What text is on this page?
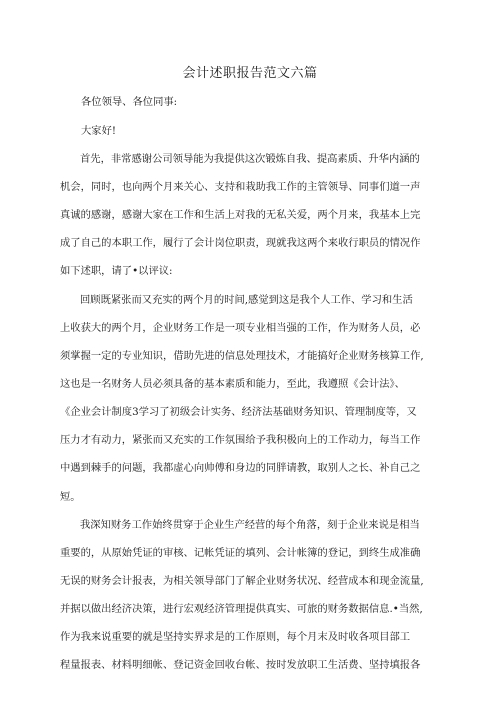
会计述职报告范文六篇

各位领导、各位同事:

大家好!

首先，非常感谢公司领导能为我提供这次锻炼自我、提高素质、升华内涵的

机会，同时，也向两个月来关心、支持和栽助我工作的主管领导、同事们道一声

真诚的感谢，感谢大家在工作和生活上对我的无私关爱，两个月来，我基本上完

成了自己的本职工作，履行了会计岗位职责，现就我这两个来收行职员的情况作

如下述职，请了•以评议:

回顾既紧张而又充实的两个月的时间,感觉到这是我个人工作、学习和生活

上收获大的两个月，企业财务工作是一项专业相当强的工作，作为财务人员，必

须掌握一定的专业知识，借助先进的信息处理技术，才能搞好企业财务核算工作,

这也是一名财务人员必须具备的基本素质和能力，至此，我遵照《会计法》、

《企业会计制度3学习了初级会计实务、经济法基础财务知识、管理制度等，又

压力才有动力，紧张而又充实的工作氛围给予我积极向上的工作动力，每当工作

中遇到棘手的问题，我都虚心向帅傅和身边的同胖请教，取别人之长、补自己之

短。

我深知财务工作始终贯穿于企业生产经营的每个角落，刻于企业来说是相当

重要的，从原始凭证的审核、记帐凭证的填列、会计帐簿的登记，到终生成准确

无误的财务会计报表，为相关领导部门了解企业财务状况、经营成本和现金流量,

并据以做出经济决策，进行宏观经济管理提供真实、可旅的财务数据信息.•当然,

作为我来说重要的就是坚持实界求是的工作原则，每个月末及时收各项目部工

程量报表、材料明细帐、登记资金回收台帐、按时发放职工生活费、坚持填报各
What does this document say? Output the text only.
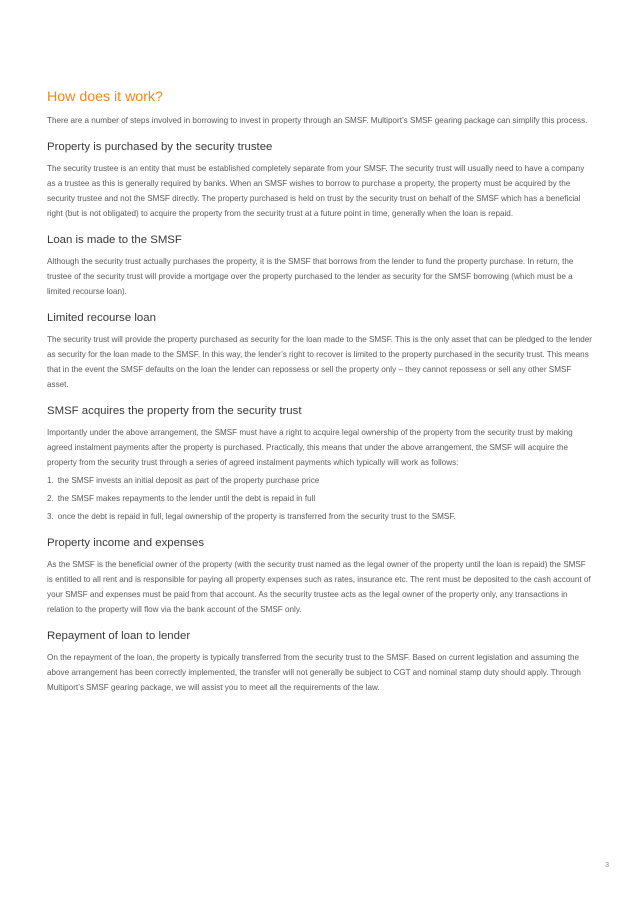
How does it work?

There are a number of steps involved in borrowing to invest in property through an SMSF. Multiport’s SMSF gearing package can simplify this process.

Property is purchased by the security trustee

The security trustee is an entity that must be established completely separate from your SMSF. The security trust will usually need to have a company as a trustee as this is generally required by banks. When an SMSF wishes to borrow to purchase a property, the property must be acquired by the security trustee and not the SMSF directly. The property purchased is held on trust by the security trust on behalf of the SMSF which has a beneficial right (but is not obligated) to acquire the property from the security trust at a future point in time, generally when the loan is repaid.

Loan is made to the SMSF

Although the security trust actually purchases the property, it is the SMSF that borrows from the lender to fund the property purchase. In return, the trustee of the security trust will provide a mortgage over the property purchased to the lender as security for the SMSF borrowing (which must be a limited recourse loan).

Limited recourse loan

The security trust will provide the property purchased as security for the loan made to the SMSF. This is the only asset that can be pledged to the lender as security for the loan made to the SMSF. In this way, the lender’s right to recover is limited to the property purchased in the security trust. This means that in the event the SMSF defaults on the loan the lender can repossess or sell the property only – they cannot repossess or sell any other SMSF asset.

SMSF acquires the property from the security trust

Importantly under the above arrangement, the SMSF must have a right to acquire legal ownership of the property from the security trust by making agreed instalment payments after the property is purchased. Practically, this means that under the above arrangement, the SMSF will acquire the property from the security trust through a series of agreed instalment payments which typically will work as follows:

1. the SMSF invests an initial deposit as part of the property purchase price
2. the SMSF makes repayments to the lender until the debt is repaid in full
3. once the debt is repaid in full, legal ownership of the property is transferred from the security trust to the SMSF.
Property income and expenses

As the SMSF is the beneficial owner of the property (with the security trust named as the legal owner of the property until the loan is repaid) the SMSF is entitled to all rent and is responsible for paying all property expenses such as rates, insurance etc. The rent must be deposited to the cash account of your SMSF and expenses must be paid from that account. As the security trustee acts as the legal owner of the property only, any transactions in relation to the property will flow via the bank account of the SMSF only.

Repayment of loan to lender

On the repayment of the loan, the property is typically transferred from the security trust to the SMSF. Based on current legislation and assuming the above arrangement has been correctly implemented, the transfer will not generally be subject to CGT and nominal stamp duty should apply. Through Multiport’s SMSF gearing package, we will assist you to meet all the requirements of the law.

3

## Problem to work on:
Look through the material and copy each line that has "gearing".

## Output for this exercise:
There are a number of steps involved in borrowing to invest in property through an SMSF. Multiport’s SMSF gearing package can simplify this process.
On the repayment of the loan, the property is typically transferred from the security trust to the SMSF. Based on current legislation and assuming the above arrangement has been correctly implemented, the transfer will not generally be subject to CGT and nominal stamp duty should apply. Through Multiport’s SMSF gearing package, we will assist you to meet all the requirements of the law.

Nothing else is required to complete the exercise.